**EXERCISE REQUIREMENTS**
Write the listing below out again exactly, dropping the images.

**PROVIDED RECORDS**
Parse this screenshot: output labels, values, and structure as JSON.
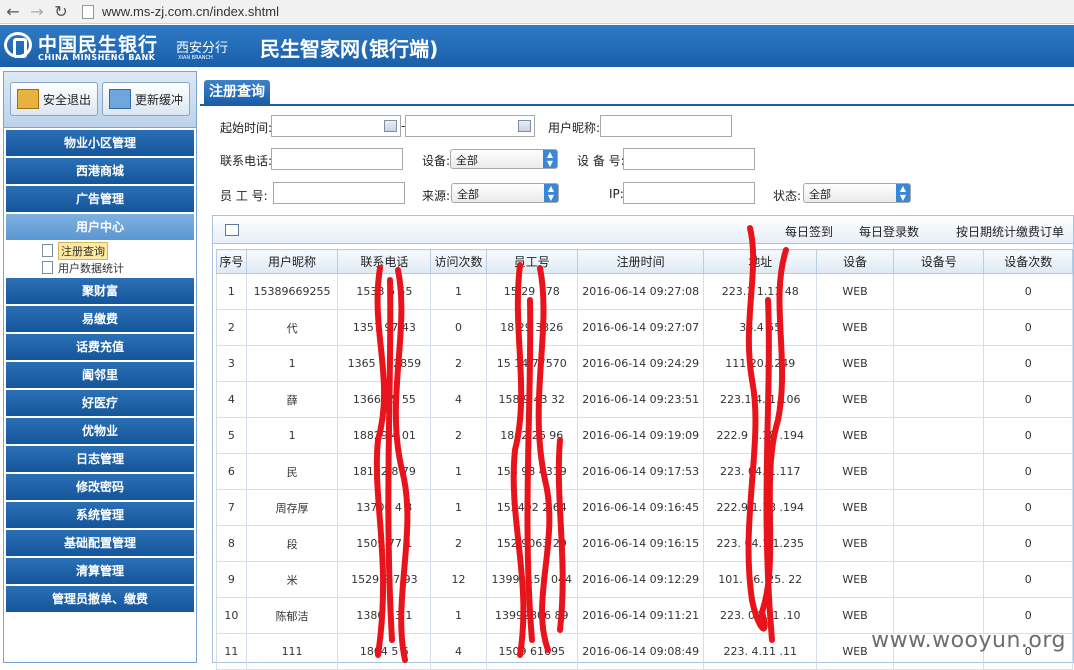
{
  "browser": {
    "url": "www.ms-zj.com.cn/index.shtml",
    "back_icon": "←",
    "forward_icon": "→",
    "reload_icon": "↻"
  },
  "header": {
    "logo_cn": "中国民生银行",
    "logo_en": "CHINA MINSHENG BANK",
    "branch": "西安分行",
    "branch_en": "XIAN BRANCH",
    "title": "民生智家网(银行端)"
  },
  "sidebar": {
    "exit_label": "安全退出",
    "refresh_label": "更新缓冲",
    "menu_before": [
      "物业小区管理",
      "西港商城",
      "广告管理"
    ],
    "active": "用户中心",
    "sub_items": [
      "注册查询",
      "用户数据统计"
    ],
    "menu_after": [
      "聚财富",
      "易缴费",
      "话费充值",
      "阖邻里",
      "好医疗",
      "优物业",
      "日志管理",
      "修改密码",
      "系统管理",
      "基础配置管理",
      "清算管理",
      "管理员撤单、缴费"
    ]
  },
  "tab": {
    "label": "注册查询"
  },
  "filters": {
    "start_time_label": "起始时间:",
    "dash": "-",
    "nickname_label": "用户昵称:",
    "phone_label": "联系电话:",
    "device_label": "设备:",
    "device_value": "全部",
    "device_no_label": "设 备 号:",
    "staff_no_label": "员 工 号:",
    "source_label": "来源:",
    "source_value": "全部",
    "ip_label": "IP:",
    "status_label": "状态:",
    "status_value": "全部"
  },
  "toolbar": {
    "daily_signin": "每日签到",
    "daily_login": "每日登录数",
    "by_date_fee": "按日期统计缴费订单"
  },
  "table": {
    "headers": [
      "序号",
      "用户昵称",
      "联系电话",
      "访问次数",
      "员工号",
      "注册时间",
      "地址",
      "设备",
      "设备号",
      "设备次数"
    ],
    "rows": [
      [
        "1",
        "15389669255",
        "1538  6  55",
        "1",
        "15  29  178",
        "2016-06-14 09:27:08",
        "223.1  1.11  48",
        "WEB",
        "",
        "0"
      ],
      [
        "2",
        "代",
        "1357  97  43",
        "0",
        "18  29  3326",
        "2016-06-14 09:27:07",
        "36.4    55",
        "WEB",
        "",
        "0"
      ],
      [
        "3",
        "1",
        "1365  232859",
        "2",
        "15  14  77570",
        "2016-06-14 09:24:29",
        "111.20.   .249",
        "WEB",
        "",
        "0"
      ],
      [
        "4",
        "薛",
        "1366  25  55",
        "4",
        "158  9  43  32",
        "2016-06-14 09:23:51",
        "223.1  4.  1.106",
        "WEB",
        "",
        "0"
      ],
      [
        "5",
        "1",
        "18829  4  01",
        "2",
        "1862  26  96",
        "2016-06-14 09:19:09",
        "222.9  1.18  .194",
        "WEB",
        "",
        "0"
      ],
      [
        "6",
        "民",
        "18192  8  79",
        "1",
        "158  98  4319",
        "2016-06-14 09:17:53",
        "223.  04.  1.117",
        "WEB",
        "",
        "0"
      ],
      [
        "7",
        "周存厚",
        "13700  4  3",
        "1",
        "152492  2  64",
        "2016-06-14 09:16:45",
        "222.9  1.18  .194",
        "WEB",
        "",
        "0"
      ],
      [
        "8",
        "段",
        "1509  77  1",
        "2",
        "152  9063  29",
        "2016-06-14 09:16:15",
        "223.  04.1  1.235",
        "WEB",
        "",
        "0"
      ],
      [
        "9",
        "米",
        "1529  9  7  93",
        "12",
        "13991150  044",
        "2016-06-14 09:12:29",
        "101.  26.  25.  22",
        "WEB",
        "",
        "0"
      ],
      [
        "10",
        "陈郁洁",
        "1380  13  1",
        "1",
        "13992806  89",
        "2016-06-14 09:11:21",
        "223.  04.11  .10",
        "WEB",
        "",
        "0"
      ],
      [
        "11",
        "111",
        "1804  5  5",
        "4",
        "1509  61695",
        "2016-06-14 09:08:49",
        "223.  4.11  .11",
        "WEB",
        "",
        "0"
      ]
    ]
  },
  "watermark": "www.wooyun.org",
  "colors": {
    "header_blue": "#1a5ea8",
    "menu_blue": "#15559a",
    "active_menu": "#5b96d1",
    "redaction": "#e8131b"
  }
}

**CORRECT OUTPUT**
Parse this screenshot: output labels, values, and structure as JSON.
{
  "browser": {
    "url": "www.ms-zj.com.cn/index.shtml",
    "back_icon": "←",
    "forward_icon": "→",
    "reload_icon": "↻"
  },
  "header": {
    "logo_cn": "中国民生银行",
    "logo_en": "CHINA MINSHENG BANK",
    "branch": "西安分行",
    "branch_en": "XIAN BRANCH",
    "title": "民生智家网(银行端)"
  },
  "sidebar": {
    "exit_label": "安全退出",
    "refresh_label": "更新缓冲",
    "menu_before": [
      "物业小区管理",
      "西港商城",
      "广告管理"
    ],
    "active": "用户中心",
    "sub_items": [
      "注册查询",
      "用户数据统计"
    ],
    "menu_after": [
      "聚财富",
      "易缴费",
      "话费充值",
      "阖邻里",
      "好医疗",
      "优物业",
      "日志管理",
      "修改密码",
      "系统管理",
      "基础配置管理",
      "清算管理",
      "管理员撤单、缴费"
    ]
  },
  "tab": {
    "label": "注册查询"
  },
  "filters": {
    "start_time_label": "起始时间:",
    "dash": "-",
    "nickname_label": "用户昵称:",
    "phone_label": "联系电话:",
    "device_label": "设备:",
    "device_value": "全部",
    "device_no_label": "设 备 号:",
    "staff_no_label": "员 工 号:",
    "source_label": "来源:",
    "source_value": "全部",
    "ip_label": "IP:",
    "status_label": "状态:",
    "status_value": "全部"
  },
  "toolbar": {
    "daily_signin": "每日签到",
    "daily_login": "每日登录数",
    "by_date_fee": "按日期统计缴费订单"
  },
  "table": {
    "headers": [
      "序号",
      "用户昵称",
      "联系电话",
      "访问次数",
      "员工号",
      "注册时间",
      "地址",
      "设备",
      "设备号",
      "设备次数"
    ],
    "rows": [
      [
        "1",
        "15389669255",
        "1538  6  55",
        "1",
        "15  29  178",
        "2016-06-14 09:27:08",
        "223.1  1.11  48",
        "WEB",
        "",
        "0"
      ],
      [
        "2",
        "代",
        "1357  97  43",
        "0",
        "18  29  3326",
        "2016-06-14 09:27:07",
        "36.4    55",
        "WEB",
        "",
        "0"
      ],
      [
        "3",
        "1",
        "1365  232859",
        "2",
        "15  14  77570",
        "2016-06-14 09:24:29",
        "111.20.   .249",
        "WEB",
        "",
        "0"
      ],
      [
        "4",
        "薛",
        "1366  25  55",
        "4",
        "158  9  43  32",
        "2016-06-14 09:23:51",
        "223.1  4.  1.106",
        "WEB",
        "",
        "0"
      ],
      [
        "5",
        "1",
        "18829  4  01",
        "2",
        "1862  26  96",
        "2016-06-14 09:19:09",
        "222.9  1.18  .194",
        "WEB",
        "",
        "0"
      ],
      [
        "6",
        "民",
        "18192  8  79",
        "1",
        "158  98  4319",
        "2016-06-14 09:17:53",
        "223.  04.  1.117",
        "WEB",
        "",
        "0"
      ],
      [
        "7",
        "周存厚",
        "13700  4  3",
        "1",
        "152492  2  64",
        "2016-06-14 09:16:45",
        "222.9  1.18  .194",
        "WEB",
        "",
        "0"
      ],
      [
        "8",
        "段",
        "1509  77  1",
        "2",
        "152  9063  29",
        "2016-06-14 09:16:15",
        "223.  04.1  1.235",
        "WEB",
        "",
        "0"
      ],
      [
        "9",
        "米",
        "1529  9  7  93",
        "12",
        "13991150  044",
        "2016-06-14 09:12:29",
        "101.  26.  25.  22",
        "WEB",
        "",
        "0"
      ],
      [
        "10",
        "陈郁洁",
        "1380  13  1",
        "1",
        "13992806  89",
        "2016-06-14 09:11:21",
        "223.  04.11  .10",
        "WEB",
        "",
        "0"
      ],
      [
        "11",
        "111",
        "1804  5  5",
        "4",
        "1509  61695",
        "2016-06-14 09:08:49",
        "223.  4.11  .11",
        "WEB",
        "",
        "0"
      ]
    ]
  },
  "watermark": "www.wooyun.org",
  "colors": {
    "header_blue": "#1a5ea8",
    "menu_blue": "#15559a",
    "active_menu": "#5b96d1",
    "redaction": "#e8131b"
  }
}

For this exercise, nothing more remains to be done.